> BRIEF
Output the lines of the records from the one containing "Output the text content of this document." through the last, both ends included. Leave pictures out.

> EXTRACTED INFORMATION
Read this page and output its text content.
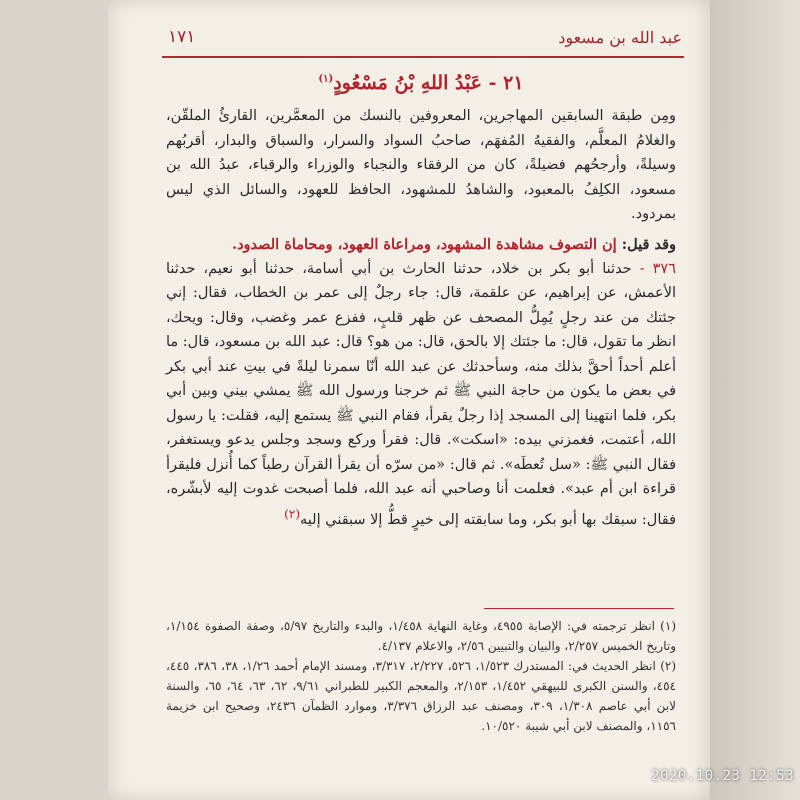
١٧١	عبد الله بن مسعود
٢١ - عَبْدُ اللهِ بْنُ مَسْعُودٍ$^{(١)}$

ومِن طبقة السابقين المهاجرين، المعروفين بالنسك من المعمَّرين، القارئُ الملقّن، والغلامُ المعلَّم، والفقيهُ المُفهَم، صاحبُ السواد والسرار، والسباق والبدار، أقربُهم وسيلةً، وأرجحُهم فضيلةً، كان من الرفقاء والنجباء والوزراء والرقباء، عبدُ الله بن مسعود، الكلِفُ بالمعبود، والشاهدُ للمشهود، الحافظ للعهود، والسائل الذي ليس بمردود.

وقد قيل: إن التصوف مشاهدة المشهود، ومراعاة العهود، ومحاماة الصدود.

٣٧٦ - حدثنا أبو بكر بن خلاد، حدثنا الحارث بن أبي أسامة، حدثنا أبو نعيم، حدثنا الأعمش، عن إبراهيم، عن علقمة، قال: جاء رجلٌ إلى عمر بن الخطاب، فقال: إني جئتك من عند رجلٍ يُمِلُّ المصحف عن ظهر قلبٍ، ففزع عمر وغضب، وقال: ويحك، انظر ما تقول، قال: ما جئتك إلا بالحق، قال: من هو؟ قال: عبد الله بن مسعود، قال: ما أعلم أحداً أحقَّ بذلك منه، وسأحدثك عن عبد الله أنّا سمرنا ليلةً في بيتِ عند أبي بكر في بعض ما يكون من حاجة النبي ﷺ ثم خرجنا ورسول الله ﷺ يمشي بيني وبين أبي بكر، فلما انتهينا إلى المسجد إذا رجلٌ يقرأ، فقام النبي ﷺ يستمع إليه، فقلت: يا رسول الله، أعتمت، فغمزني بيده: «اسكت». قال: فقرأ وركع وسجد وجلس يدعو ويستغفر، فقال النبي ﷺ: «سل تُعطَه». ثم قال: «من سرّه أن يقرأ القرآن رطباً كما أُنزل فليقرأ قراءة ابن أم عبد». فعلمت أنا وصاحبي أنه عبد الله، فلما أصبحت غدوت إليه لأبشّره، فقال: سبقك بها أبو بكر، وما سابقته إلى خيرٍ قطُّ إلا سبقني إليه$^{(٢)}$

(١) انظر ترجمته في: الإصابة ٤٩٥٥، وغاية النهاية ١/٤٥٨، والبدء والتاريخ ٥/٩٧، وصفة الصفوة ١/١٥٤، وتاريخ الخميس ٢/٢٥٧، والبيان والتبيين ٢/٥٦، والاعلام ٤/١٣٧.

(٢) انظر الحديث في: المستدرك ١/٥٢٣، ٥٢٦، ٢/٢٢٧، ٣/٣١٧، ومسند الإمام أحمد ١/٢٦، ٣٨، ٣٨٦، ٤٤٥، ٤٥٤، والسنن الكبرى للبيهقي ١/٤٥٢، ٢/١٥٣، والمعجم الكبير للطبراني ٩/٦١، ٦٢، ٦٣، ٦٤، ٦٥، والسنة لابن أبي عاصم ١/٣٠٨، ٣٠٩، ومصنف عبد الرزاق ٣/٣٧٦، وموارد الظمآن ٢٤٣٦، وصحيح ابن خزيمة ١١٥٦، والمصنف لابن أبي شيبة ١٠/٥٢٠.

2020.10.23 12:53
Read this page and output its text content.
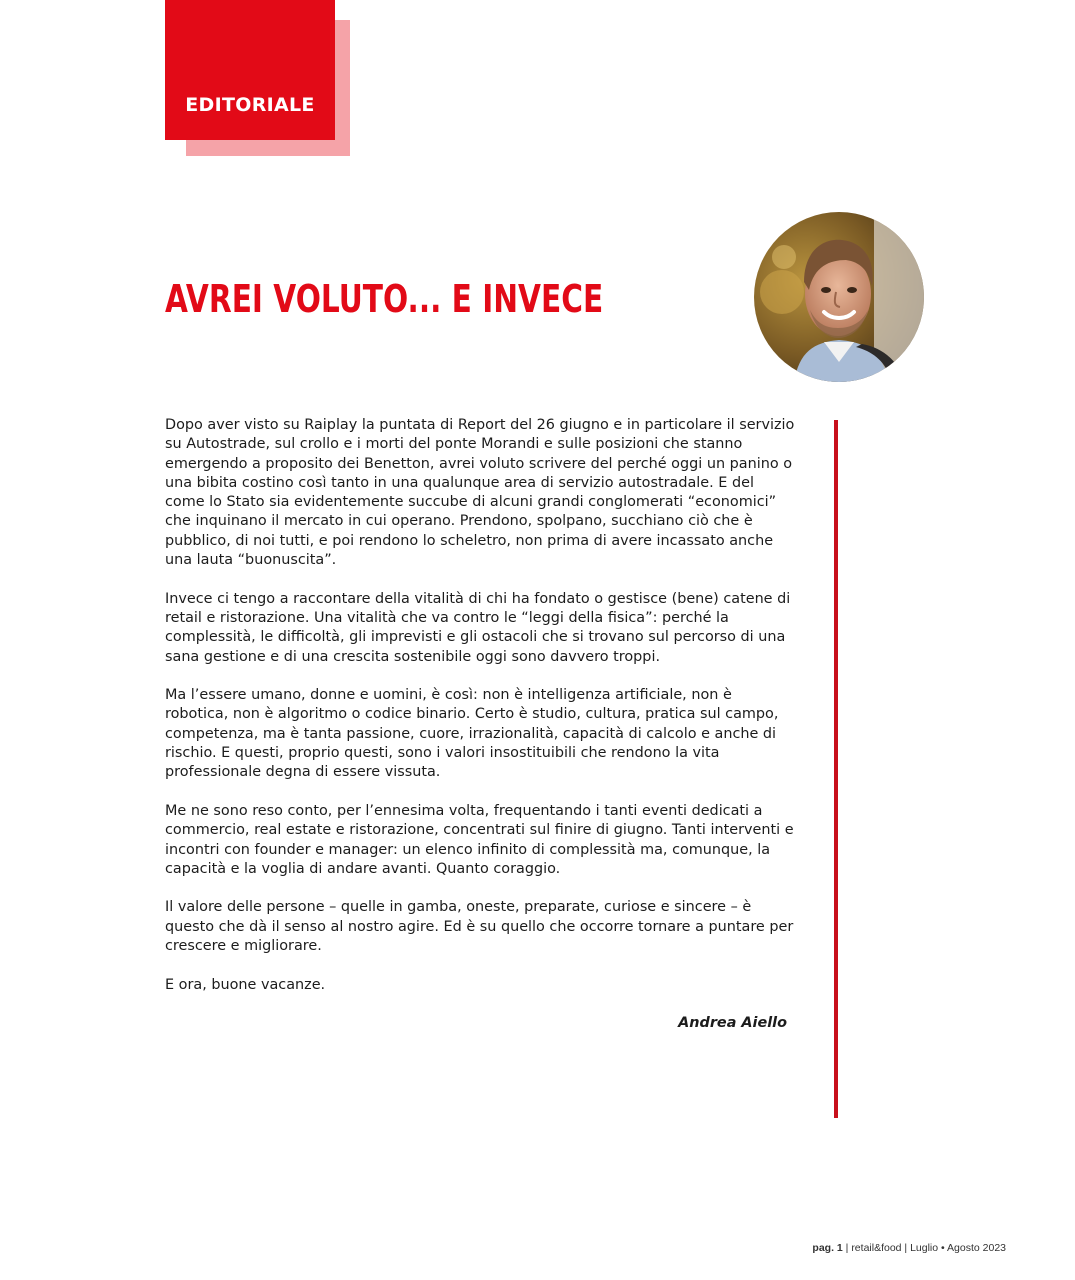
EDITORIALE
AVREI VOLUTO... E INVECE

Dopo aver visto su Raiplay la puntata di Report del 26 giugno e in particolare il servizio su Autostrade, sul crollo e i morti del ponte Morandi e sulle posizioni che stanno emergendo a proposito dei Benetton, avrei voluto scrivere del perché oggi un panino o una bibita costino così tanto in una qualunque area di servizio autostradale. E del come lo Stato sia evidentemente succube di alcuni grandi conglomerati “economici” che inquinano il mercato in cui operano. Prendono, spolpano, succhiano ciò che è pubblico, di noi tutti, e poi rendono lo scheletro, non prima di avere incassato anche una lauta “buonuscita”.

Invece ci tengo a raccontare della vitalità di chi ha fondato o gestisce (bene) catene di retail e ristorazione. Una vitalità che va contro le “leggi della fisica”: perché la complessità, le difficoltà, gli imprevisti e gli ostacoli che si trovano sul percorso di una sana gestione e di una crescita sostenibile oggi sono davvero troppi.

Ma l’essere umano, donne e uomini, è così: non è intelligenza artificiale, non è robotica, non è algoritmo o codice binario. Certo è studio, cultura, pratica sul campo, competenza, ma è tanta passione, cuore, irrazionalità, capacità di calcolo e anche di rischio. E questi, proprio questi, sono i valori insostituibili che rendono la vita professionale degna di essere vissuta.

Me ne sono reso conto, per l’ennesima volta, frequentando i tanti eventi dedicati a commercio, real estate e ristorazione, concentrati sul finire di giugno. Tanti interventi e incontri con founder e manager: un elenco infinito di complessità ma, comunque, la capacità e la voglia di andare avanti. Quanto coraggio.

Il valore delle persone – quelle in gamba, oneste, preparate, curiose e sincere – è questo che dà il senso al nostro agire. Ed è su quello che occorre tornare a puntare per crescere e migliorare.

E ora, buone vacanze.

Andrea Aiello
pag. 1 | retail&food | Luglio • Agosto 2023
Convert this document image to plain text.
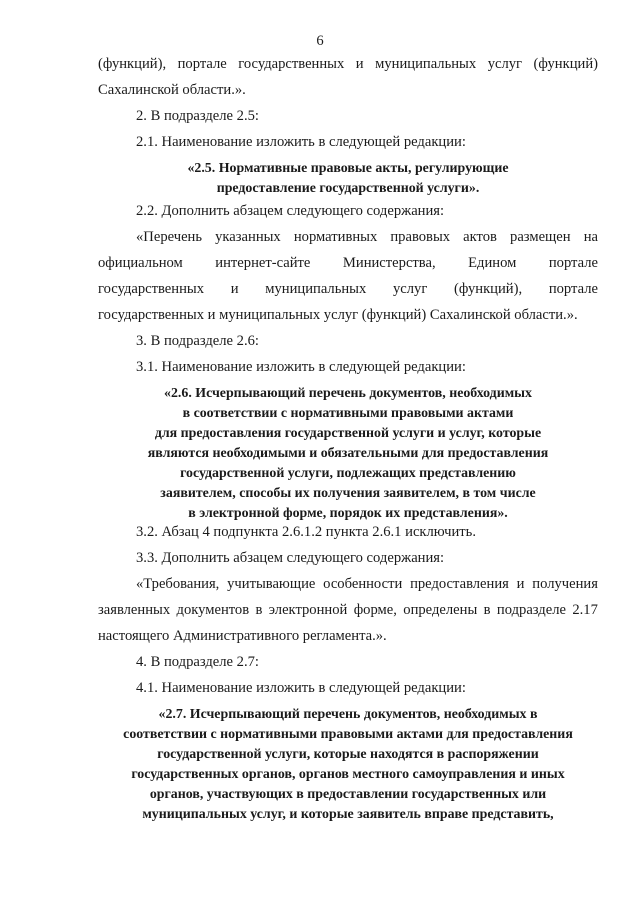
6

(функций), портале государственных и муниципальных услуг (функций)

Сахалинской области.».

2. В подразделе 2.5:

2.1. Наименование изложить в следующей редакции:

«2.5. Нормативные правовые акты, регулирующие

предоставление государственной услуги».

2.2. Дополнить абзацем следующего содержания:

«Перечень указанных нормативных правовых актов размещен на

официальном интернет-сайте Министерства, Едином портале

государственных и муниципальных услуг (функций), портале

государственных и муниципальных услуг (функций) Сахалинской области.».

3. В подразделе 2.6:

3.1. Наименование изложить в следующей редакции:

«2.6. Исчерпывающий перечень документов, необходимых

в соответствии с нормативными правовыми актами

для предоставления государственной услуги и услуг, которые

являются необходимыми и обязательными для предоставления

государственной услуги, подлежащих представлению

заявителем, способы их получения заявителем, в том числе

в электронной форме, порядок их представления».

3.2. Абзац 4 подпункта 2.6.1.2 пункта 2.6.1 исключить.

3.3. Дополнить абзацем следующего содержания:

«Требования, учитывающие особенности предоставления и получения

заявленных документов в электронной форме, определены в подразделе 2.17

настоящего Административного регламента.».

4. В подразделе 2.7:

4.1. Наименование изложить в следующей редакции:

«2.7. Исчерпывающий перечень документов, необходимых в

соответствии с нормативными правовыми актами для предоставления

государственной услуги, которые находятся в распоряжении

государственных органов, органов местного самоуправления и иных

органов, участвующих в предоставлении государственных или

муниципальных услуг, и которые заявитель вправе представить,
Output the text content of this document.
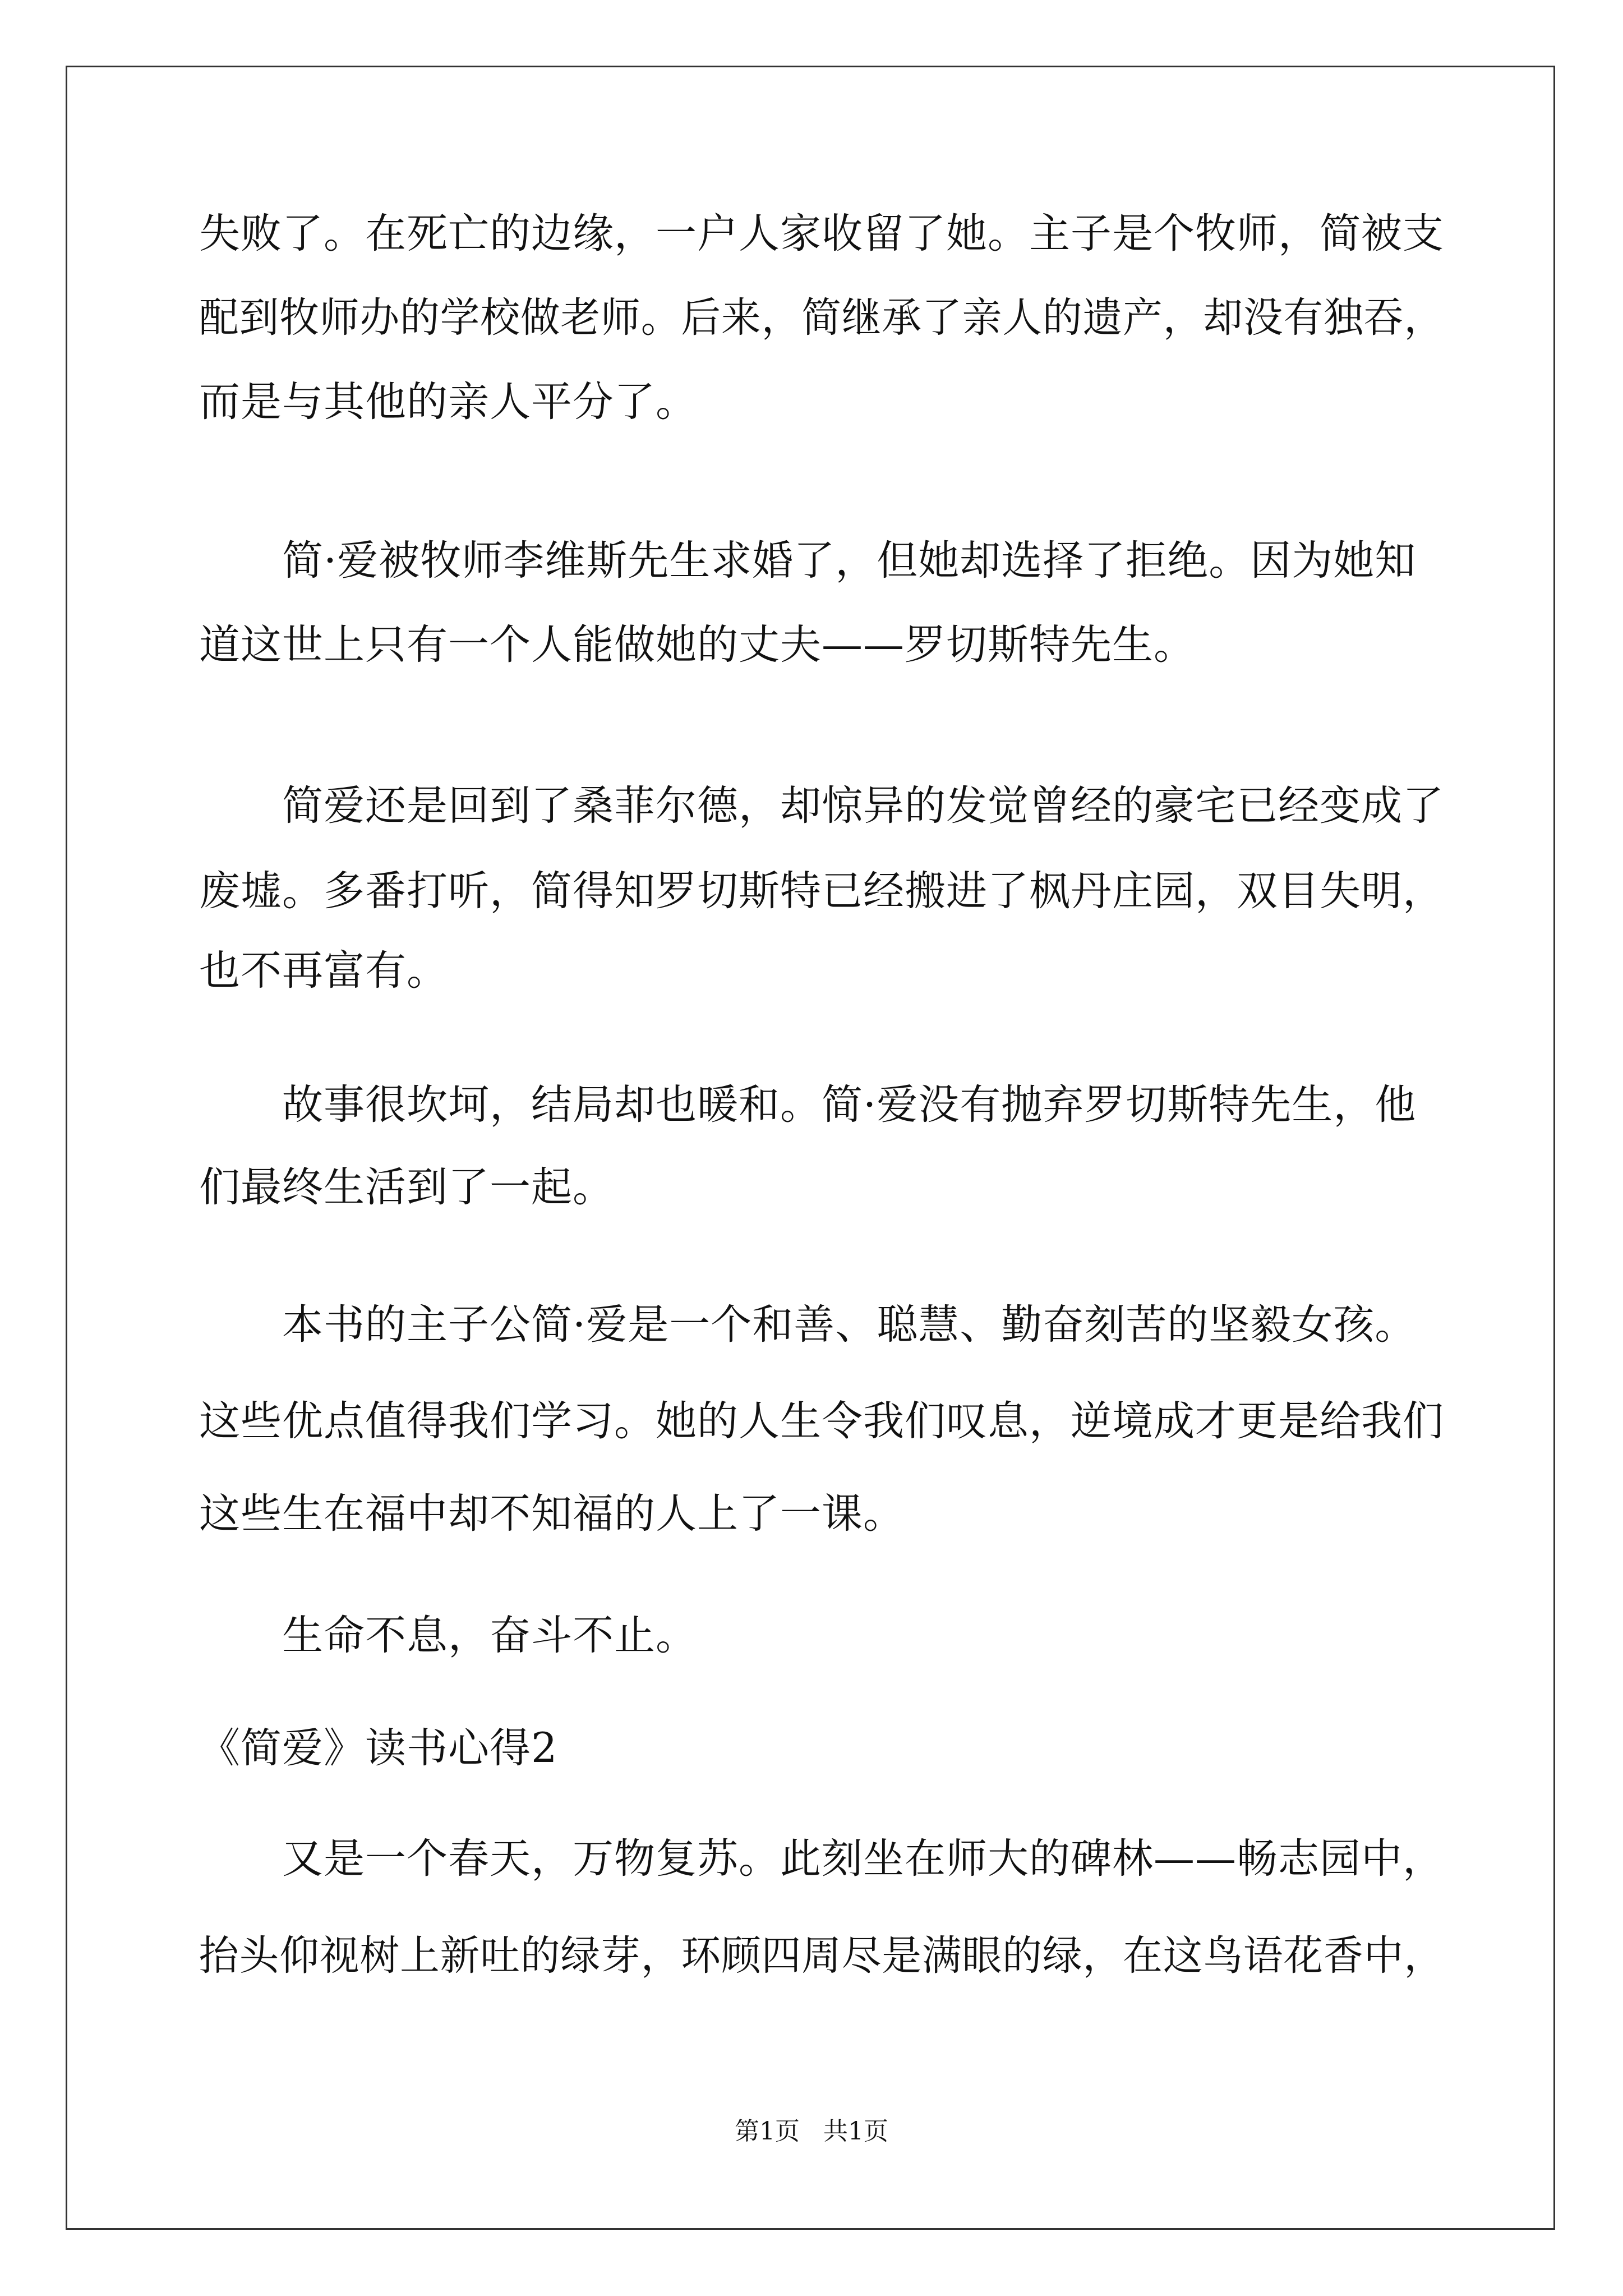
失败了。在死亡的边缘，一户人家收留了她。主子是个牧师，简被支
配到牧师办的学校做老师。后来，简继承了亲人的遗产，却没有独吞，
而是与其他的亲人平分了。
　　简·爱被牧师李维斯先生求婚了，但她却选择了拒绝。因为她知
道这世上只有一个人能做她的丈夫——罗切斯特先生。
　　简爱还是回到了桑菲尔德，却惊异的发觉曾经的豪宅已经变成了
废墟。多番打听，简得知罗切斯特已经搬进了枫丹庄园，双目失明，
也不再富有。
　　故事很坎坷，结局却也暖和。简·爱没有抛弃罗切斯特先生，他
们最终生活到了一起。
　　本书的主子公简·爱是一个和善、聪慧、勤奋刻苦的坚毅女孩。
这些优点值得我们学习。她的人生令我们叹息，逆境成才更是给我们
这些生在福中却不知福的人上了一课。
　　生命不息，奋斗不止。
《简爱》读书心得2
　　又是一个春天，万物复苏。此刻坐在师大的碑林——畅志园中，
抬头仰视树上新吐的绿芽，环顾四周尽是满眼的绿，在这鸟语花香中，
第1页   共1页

> ANSWER
Output the text content of this document.
失败了。在死亡的边缘，一户人家收留了她。主子是个牧师，简被支
配到牧师办的学校做老师。后来，简继承了亲人的遗产，却没有独吞，
而是与其他的亲人平分了。
　　简·爱被牧师李维斯先生求婚了，但她却选择了拒绝。因为她知
道这世上只有一个人能做她的丈夫——罗切斯特先生。
　　简爱还是回到了桑菲尔德，却惊异的发觉曾经的豪宅已经变成了
废墟。多番打听，简得知罗切斯特已经搬进了枫丹庄园，双目失明，
也不再富有。
　　故事很坎坷，结局却也暖和。简·爱没有抛弃罗切斯特先生，他
们最终生活到了一起。
　　本书的主子公简·爱是一个和善、聪慧、勤奋刻苦的坚毅女孩。
这些优点值得我们学习。她的人生令我们叹息，逆境成才更是给我们
这些生在福中却不知福的人上了一课。
　　生命不息，奋斗不止。
《简爱》读书心得2
　　又是一个春天，万物复苏。此刻坐在师大的碑林——畅志园中，
抬头仰视树上新吐的绿芽，环顾四周尽是满眼的绿，在这鸟语花香中，
第1页   共1页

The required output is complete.